++++ Data provided ++++

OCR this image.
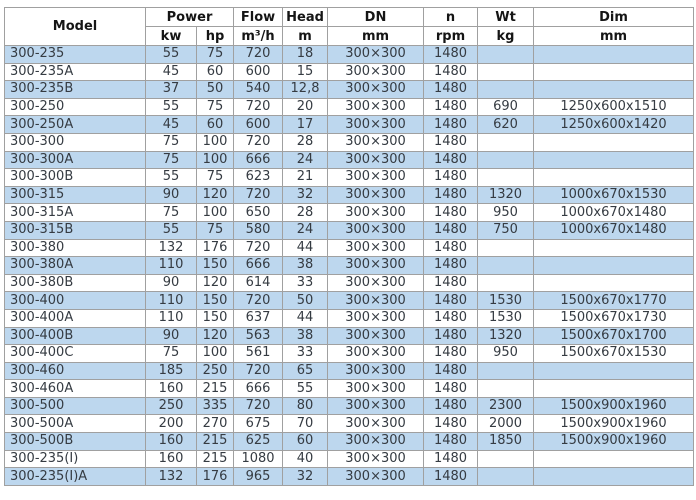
Model	Power		Flow	Head	DN	n	Wt	Dim
	kw	hp	m³/h	m	mm	rpm	kg	mm
300-235	55	75	720	18	300×300	1480		
300-235A	45	60	600	15	300×300	1480		
300-235B	37	50	540	12,8	300×300	1480		
300-250	55	75	720	20	300×300	1480	690	1250x600x1510
300-250A	45	60	600	17	300×300	1480	620	1250x600x1420
300-300	75	100	720	28	300×300	1480		
300-300A	75	100	666	24	300×300	1480		
300-300B	55	75	623	21	300×300	1480		
300-315	90	120	720	32	300×300	1480	1320	1000x670x1530
300-315A	75	100	650	28	300×300	1480	950	1000x670x1480
300-315B	55	75	580	24	300×300	1480	750	1000x670x1480
300-380	132	176	720	44	300×300	1480		
300-380A	110	150	666	38	300×300	1480		
300-380B	90	120	614	33	300×300	1480		
300-400	110	150	720	50	300×300	1480	1530	1500x670x1770
300-400A	110	150	637	44	300×300	1480	1530	1500x670x1730
300-400B	90	120	563	38	300×300	1480	1320	1500x670x1700
300-400C	75	100	561	33	300×300	1480	950	1500x670x1530
300-460	185	250	720	65	300×300	1480		
300-460A	160	215	666	55	300×300	1480		
300-500	250	335	720	80	300×300	1480	2300	1500x900x1960
300-500A	200	270	675	70	300×300	1480	2000	1500x900x1960
300-500B	160	215	625	60	300×300	1480	1850	1500x900x1960
300-235(I)	160	215	1080	40	300×300	1480		
300-235(I)A	132	176	965	32	300×300	1480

++++

→ **Required work**
Repeat every record precisely. Any picture among them stays out of the copy.

→ **Reply**
OCR this image.
Model	Power		Flow	Head	DN	n	Wt	Dim
	kw	hp	m³/h	m	mm	rpm	kg	mm
300-235	55	75	720	18	300×300	1480		
300-235A	45	60	600	15	300×300	1480		
300-235B	37	50	540	12,8	300×300	1480		
300-250	55	75	720	20	300×300	1480	690	1250x600x1510
300-250A	45	60	600	17	300×300	1480	620	1250x600x1420
300-300	75	100	720	28	300×300	1480		
300-300A	75	100	666	24	300×300	1480		
300-300B	55	75	623	21	300×300	1480		
300-315	90	120	720	32	300×300	1480	1320	1000x670x1530
300-315A	75	100	650	28	300×300	1480	950	1000x670x1480
300-315B	55	75	580	24	300×300	1480	750	1000x670x1480
300-380	132	176	720	44	300×300	1480		
300-380A	110	150	666	38	300×300	1480		
300-380B	90	120	614	33	300×300	1480		
300-400	110	150	720	50	300×300	1480	1530	1500x670x1770
300-400A	110	150	637	44	300×300	1480	1530	1500x670x1730
300-400B	90	120	563	38	300×300	1480	1320	1500x670x1700
300-400C	75	100	561	33	300×300	1480	950	1500x670x1530
300-460	185	250	720	65	300×300	1480		
300-460A	160	215	666	55	300×300	1480		
300-500	250	335	720	80	300×300	1480	2300	1500x900x1960
300-500A	200	270	675	70	300×300	1480	2000	1500x900x1960
300-500B	160	215	625	60	300×300	1480	1850	1500x900x1960
300-235(I)	160	215	1080	40	300×300	1480		
300-235(I)A	132	176	965	32	300×300	1480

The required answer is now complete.